■ EXERCISE OBJECTIVE
Write out each record again exactly as it stands.

■ MATERIAL SUPPLIED
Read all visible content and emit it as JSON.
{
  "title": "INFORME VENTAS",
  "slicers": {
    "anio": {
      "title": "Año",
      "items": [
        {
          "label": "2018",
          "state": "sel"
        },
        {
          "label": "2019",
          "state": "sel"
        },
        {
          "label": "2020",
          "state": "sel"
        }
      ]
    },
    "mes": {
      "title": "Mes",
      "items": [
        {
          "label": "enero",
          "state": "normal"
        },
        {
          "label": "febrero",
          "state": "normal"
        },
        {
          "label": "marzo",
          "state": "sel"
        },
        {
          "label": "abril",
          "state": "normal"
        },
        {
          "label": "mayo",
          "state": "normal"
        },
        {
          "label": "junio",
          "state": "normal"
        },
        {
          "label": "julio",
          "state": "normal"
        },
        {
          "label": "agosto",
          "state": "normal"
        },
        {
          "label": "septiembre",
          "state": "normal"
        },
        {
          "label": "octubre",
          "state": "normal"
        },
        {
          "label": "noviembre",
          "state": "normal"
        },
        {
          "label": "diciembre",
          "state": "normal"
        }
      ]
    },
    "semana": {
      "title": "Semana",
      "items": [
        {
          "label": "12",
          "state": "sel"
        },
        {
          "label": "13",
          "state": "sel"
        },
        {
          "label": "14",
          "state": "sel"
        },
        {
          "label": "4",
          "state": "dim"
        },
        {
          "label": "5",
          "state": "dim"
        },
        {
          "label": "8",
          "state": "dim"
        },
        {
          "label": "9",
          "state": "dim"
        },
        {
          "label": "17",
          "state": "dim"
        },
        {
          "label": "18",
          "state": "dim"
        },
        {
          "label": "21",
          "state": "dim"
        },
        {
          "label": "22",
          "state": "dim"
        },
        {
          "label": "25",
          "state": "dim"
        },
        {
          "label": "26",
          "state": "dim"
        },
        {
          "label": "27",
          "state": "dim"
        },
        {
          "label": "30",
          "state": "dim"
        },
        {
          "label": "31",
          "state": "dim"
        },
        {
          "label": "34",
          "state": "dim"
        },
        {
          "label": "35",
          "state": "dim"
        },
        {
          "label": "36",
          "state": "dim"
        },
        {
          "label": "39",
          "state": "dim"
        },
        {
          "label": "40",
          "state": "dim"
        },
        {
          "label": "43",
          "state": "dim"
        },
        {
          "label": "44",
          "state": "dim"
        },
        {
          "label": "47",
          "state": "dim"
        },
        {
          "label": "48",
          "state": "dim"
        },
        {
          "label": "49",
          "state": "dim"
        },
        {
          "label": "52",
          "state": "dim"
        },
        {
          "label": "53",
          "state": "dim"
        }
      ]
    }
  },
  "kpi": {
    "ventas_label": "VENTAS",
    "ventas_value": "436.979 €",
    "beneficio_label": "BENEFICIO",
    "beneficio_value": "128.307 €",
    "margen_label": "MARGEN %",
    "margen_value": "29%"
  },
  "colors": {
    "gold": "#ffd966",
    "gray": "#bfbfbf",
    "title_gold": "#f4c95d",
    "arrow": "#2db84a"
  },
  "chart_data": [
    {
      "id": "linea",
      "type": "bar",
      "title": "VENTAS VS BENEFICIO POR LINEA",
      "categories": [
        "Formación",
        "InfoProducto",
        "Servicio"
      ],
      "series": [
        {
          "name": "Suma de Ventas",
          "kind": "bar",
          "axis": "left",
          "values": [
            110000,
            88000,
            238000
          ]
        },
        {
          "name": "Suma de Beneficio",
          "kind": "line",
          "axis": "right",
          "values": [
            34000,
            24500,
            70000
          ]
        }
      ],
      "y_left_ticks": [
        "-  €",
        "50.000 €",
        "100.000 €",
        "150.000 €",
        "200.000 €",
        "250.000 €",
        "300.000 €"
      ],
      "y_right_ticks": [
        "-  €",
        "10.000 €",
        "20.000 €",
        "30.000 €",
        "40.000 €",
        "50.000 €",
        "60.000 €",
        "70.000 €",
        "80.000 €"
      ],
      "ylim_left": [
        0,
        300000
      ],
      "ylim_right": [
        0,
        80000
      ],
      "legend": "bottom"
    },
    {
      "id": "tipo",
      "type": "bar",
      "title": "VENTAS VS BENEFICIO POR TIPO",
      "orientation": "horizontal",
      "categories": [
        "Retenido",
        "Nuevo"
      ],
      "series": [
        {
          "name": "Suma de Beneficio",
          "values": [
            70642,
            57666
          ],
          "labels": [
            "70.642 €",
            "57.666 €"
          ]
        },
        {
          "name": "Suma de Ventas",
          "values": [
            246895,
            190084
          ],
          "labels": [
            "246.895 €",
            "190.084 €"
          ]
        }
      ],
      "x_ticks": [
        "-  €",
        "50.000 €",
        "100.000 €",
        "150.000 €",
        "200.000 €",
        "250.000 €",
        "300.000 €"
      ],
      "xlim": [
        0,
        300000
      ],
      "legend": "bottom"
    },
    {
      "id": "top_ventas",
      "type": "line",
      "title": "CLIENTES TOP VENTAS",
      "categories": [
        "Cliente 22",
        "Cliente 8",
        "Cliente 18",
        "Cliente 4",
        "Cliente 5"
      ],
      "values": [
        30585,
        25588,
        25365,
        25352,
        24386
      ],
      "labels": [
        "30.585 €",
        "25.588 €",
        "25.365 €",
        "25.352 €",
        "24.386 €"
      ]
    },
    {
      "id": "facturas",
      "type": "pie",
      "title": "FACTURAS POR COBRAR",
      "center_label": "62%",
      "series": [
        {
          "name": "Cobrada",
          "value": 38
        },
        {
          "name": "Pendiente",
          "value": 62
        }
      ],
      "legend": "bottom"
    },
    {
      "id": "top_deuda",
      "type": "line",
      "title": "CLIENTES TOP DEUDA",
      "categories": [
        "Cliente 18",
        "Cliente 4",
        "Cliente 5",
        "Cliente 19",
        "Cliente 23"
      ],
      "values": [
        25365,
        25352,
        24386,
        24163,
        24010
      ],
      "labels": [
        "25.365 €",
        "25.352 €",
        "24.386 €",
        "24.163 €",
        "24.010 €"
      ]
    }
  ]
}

■ PROBLEM SOLUTION
Read all visible content and emit it as JSON.
{
  "title": "INFORME VENTAS",
  "slicers": {
    "anio": {
      "title": "Año",
      "items": [
        {
          "label": "2018",
          "state": "sel"
        },
        {
          "label": "2019",
          "state": "sel"
        },
        {
          "label": "2020",
          "state": "sel"
        }
      ]
    },
    "mes": {
      "title": "Mes",
      "items": [
        {
          "label": "enero",
          "state": "normal"
        },
        {
          "label": "febrero",
          "state": "normal"
        },
        {
          "label": "marzo",
          "state": "sel"
        },
        {
          "label": "abril",
          "state": "normal"
        },
        {
          "label": "mayo",
          "state": "normal"
        },
        {
          "label": "junio",
          "state": "normal"
        },
        {
          "label": "julio",
          "state": "normal"
        },
        {
          "label": "agosto",
          "state": "normal"
        },
        {
          "label": "septiembre",
          "state": "normal"
        },
        {
          "label": "octubre",
          "state": "normal"
        },
        {
          "label": "noviembre",
          "state": "normal"
        },
        {
          "label": "diciembre",
          "state": "normal"
        }
      ]
    },
    "semana": {
      "title": "Semana",
      "items": [
        {
          "label": "12",
          "state": "sel"
        },
        {
          "label": "13",
          "state": "sel"
        },
        {
          "label": "14",
          "state": "sel"
        },
        {
          "label": "4",
          "state": "dim"
        },
        {
          "label": "5",
          "state": "dim"
        },
        {
          "label": "8",
          "state": "dim"
        },
        {
          "label": "9",
          "state": "dim"
        },
        {
          "label": "17",
          "state": "dim"
        },
        {
          "label": "18",
          "state": "dim"
        },
        {
          "label": "21",
          "state": "dim"
        },
        {
          "label": "22",
          "state": "dim"
        },
        {
          "label": "25",
          "state": "dim"
        },
        {
          "label": "26",
          "state": "dim"
        },
        {
          "label": "27",
          "state": "dim"
        },
        {
          "label": "30",
          "state": "dim"
        },
        {
          "label": "31",
          "state": "dim"
        },
        {
          "label": "34",
          "state": "dim"
        },
        {
          "label": "35",
          "state": "dim"
        },
        {
          "label": "36",
          "state": "dim"
        },
        {
          "label": "39",
          "state": "dim"
        },
        {
          "label": "40",
          "state": "dim"
        },
        {
          "label": "43",
          "state": "dim"
        },
        {
          "label": "44",
          "state": "dim"
        },
        {
          "label": "47",
          "state": "dim"
        },
        {
          "label": "48",
          "state": "dim"
        },
        {
          "label": "49",
          "state": "dim"
        },
        {
          "label": "52",
          "state": "dim"
        },
        {
          "label": "53",
          "state": "dim"
        }
      ]
    }
  },
  "kpi": {
    "ventas_label": "VENTAS",
    "ventas_value": "436.979 €",
    "beneficio_label": "BENEFICIO",
    "beneficio_value": "128.307 €",
    "margen_label": "MARGEN %",
    "margen_value": "29%"
  },
  "colors": {
    "gold": "#ffd966",
    "gray": "#bfbfbf",
    "title_gold": "#f4c95d",
    "arrow": "#2db84a"
  },
  "chart_data": [
    {
      "id": "linea",
      "type": "bar",
      "title": "VENTAS VS BENEFICIO POR LINEA",
      "categories": [
        "Formación",
        "InfoProducto",
        "Servicio"
      ],
      "series": [
        {
          "name": "Suma de Ventas",
          "kind": "bar",
          "axis": "left",
          "values": [
            110000,
            88000,
            238000
          ]
        },
        {
          "name": "Suma de Beneficio",
          "kind": "line",
          "axis": "right",
          "values": [
            34000,
            24500,
            70000
          ]
        }
      ],
      "y_left_ticks": [
        "-  €",
        "50.000 €",
        "100.000 €",
        "150.000 €",
        "200.000 €",
        "250.000 €",
        "300.000 €"
      ],
      "y_right_ticks": [
        "-  €",
        "10.000 €",
        "20.000 €",
        "30.000 €",
        "40.000 €",
        "50.000 €",
        "60.000 €",
        "70.000 €",
        "80.000 €"
      ],
      "ylim_left": [
        0,
        300000
      ],
      "ylim_right": [
        0,
        80000
      ],
      "legend": "bottom"
    },
    {
      "id": "tipo",
      "type": "bar",
      "title": "VENTAS VS BENEFICIO POR TIPO",
      "orientation": "horizontal",
      "categories": [
        "Retenido",
        "Nuevo"
      ],
      "series": [
        {
          "name": "Suma de Beneficio",
          "values": [
            70642,
            57666
          ],
          "labels": [
            "70.642 €",
            "57.666 €"
          ]
        },
        {
          "name": "Suma de Ventas",
          "values": [
            246895,
            190084
          ],
          "labels": [
            "246.895 €",
            "190.084 €"
          ]
        }
      ],
      "x_ticks": [
        "-  €",
        "50.000 €",
        "100.000 €",
        "150.000 €",
        "200.000 €",
        "250.000 €",
        "300.000 €"
      ],
      "xlim": [
        0,
        300000
      ],
      "legend": "bottom"
    },
    {
      "id": "top_ventas",
      "type": "line",
      "title": "CLIENTES TOP VENTAS",
      "categories": [
        "Cliente 22",
        "Cliente 8",
        "Cliente 18",
        "Cliente 4",
        "Cliente 5"
      ],
      "values": [
        30585,
        25588,
        25365,
        25352,
        24386
      ],
      "labels": [
        "30.585 €",
        "25.588 €",
        "25.365 €",
        "25.352 €",
        "24.386 €"
      ]
    },
    {
      "id": "facturas",
      "type": "pie",
      "title": "FACTURAS POR COBRAR",
      "center_label": "62%",
      "series": [
        {
          "name": "Cobrada",
          "value": 38
        },
        {
          "name": "Pendiente",
          "value": 62
        }
      ],
      "legend": "bottom"
    },
    {
      "id": "top_deuda",
      "type": "line",
      "title": "CLIENTES TOP DEUDA",
      "categories": [
        "Cliente 18",
        "Cliente 4",
        "Cliente 5",
        "Cliente 19",
        "Cliente 23"
      ],
      "values": [
        25365,
        25352,
        24386,
        24163,
        24010
      ],
      "labels": [
        "25.365 €",
        "25.352 €",
        "24.386 €",
        "24.163 €",
        "24.010 €"
      ]
    }
  ]
}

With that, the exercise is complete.